MATERIAL SUPPLIED =
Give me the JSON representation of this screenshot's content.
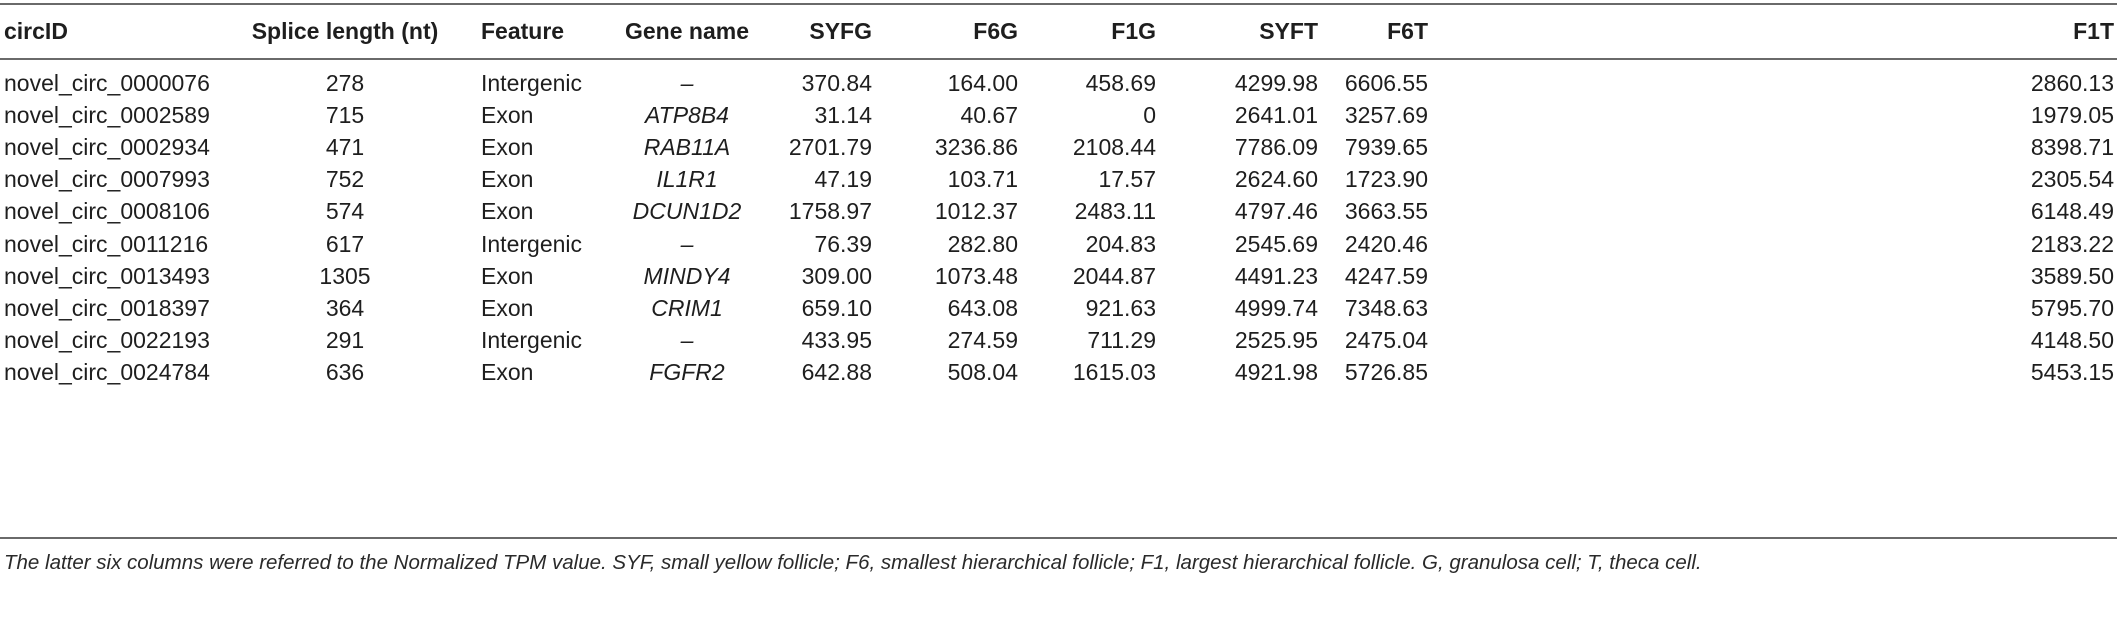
{
  "table": {
    "headers": [
      "circID",
      "Splice length (nt)",
      "Feature",
      "Gene name",
      "SYFG",
      "F6G",
      "F1G",
      "SYFT",
      "F6T",
      "F1T"
    ],
    "rows": [
      [
        "novel_circ_0000076",
        "278",
        "Intergenic",
        "–",
        "370.84",
        "164.00",
        "458.69",
        "4299.98",
        "6606.55",
        "2860.13"
      ],
      [
        "novel_circ_0002589",
        "715",
        "Exon",
        "ATP8B4",
        "31.14",
        "40.67",
        "0",
        "2641.01",
        "3257.69",
        "1979.05"
      ],
      [
        "novel_circ_0002934",
        "471",
        "Exon",
        "RAB11A",
        "2701.79",
        "3236.86",
        "2108.44",
        "7786.09",
        "7939.65",
        "8398.71"
      ],
      [
        "novel_circ_0007993",
        "752",
        "Exon",
        "IL1R1",
        "47.19",
        "103.71",
        "17.57",
        "2624.60",
        "1723.90",
        "2305.54"
      ],
      [
        "novel_circ_0008106",
        "574",
        "Exon",
        "DCUN1D2",
        "1758.97",
        "1012.37",
        "2483.11",
        "4797.46",
        "3663.55",
        "6148.49"
      ],
      [
        "novel_circ_0011216",
        "617",
        "Intergenic",
        "–",
        "76.39",
        "282.80",
        "204.83",
        "2545.69",
        "2420.46",
        "2183.22"
      ],
      [
        "novel_circ_0013493",
        "1305",
        "Exon",
        "MINDY4",
        "309.00",
        "1073.48",
        "2044.87",
        "4491.23",
        "4247.59",
        "3589.50"
      ],
      [
        "novel_circ_0018397",
        "364",
        "Exon",
        "CRIM1",
        "659.10",
        "643.08",
        "921.63",
        "4999.74",
        "7348.63",
        "5795.70"
      ],
      [
        "novel_circ_0022193",
        "291",
        "Intergenic",
        "–",
        "433.95",
        "274.59",
        "711.29",
        "2525.95",
        "2475.04",
        "4148.50"
      ],
      [
        "novel_circ_0024784",
        "636",
        "Exon",
        "FGFR2",
        "642.88",
        "508.04",
        "1615.03",
        "4921.98",
        "5726.85",
        "5453.15"
      ]
    ]
  },
  "footnote": "The latter six columns were referred to the Normalized TPM value. SYF, small yellow follicle; F6, smallest hierarchical follicle; F1, largest hierarchical follicle. G, granulosa cell; T, theca cell."
}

REQUEST = All records above are to be printed exactly, minus the pictures they contain.

ANSWER TO THE EXERCISE =
Give me the JSON representation of this screenshot's content.
{
  "table": {
    "headers": [
      "circID",
      "Splice length (nt)",
      "Feature",
      "Gene name",
      "SYFG",
      "F6G",
      "F1G",
      "SYFT",
      "F6T",
      "F1T"
    ],
    "rows": [
      [
        "novel_circ_0000076",
        "278",
        "Intergenic",
        "–",
        "370.84",
        "164.00",
        "458.69",
        "4299.98",
        "6606.55",
        "2860.13"
      ],
      [
        "novel_circ_0002589",
        "715",
        "Exon",
        "ATP8B4",
        "31.14",
        "40.67",
        "0",
        "2641.01",
        "3257.69",
        "1979.05"
      ],
      [
        "novel_circ_0002934",
        "471",
        "Exon",
        "RAB11A",
        "2701.79",
        "3236.86",
        "2108.44",
        "7786.09",
        "7939.65",
        "8398.71"
      ],
      [
        "novel_circ_0007993",
        "752",
        "Exon",
        "IL1R1",
        "47.19",
        "103.71",
        "17.57",
        "2624.60",
        "1723.90",
        "2305.54"
      ],
      [
        "novel_circ_0008106",
        "574",
        "Exon",
        "DCUN1D2",
        "1758.97",
        "1012.37",
        "2483.11",
        "4797.46",
        "3663.55",
        "6148.49"
      ],
      [
        "novel_circ_0011216",
        "617",
        "Intergenic",
        "–",
        "76.39",
        "282.80",
        "204.83",
        "2545.69",
        "2420.46",
        "2183.22"
      ],
      [
        "novel_circ_0013493",
        "1305",
        "Exon",
        "MINDY4",
        "309.00",
        "1073.48",
        "2044.87",
        "4491.23",
        "4247.59",
        "3589.50"
      ],
      [
        "novel_circ_0018397",
        "364",
        "Exon",
        "CRIM1",
        "659.10",
        "643.08",
        "921.63",
        "4999.74",
        "7348.63",
        "5795.70"
      ],
      [
        "novel_circ_0022193",
        "291",
        "Intergenic",
        "–",
        "433.95",
        "274.59",
        "711.29",
        "2525.95",
        "2475.04",
        "4148.50"
      ],
      [
        "novel_circ_0024784",
        "636",
        "Exon",
        "FGFR2",
        "642.88",
        "508.04",
        "1615.03",
        "4921.98",
        "5726.85",
        "5453.15"
      ]
    ]
  },
  "footnote": "The latter six columns were referred to the Normalized TPM value. SYF, small yellow follicle; F6, smallest hierarchical follicle; F1, largest hierarchical follicle. G, granulosa cell; T, theca cell."
}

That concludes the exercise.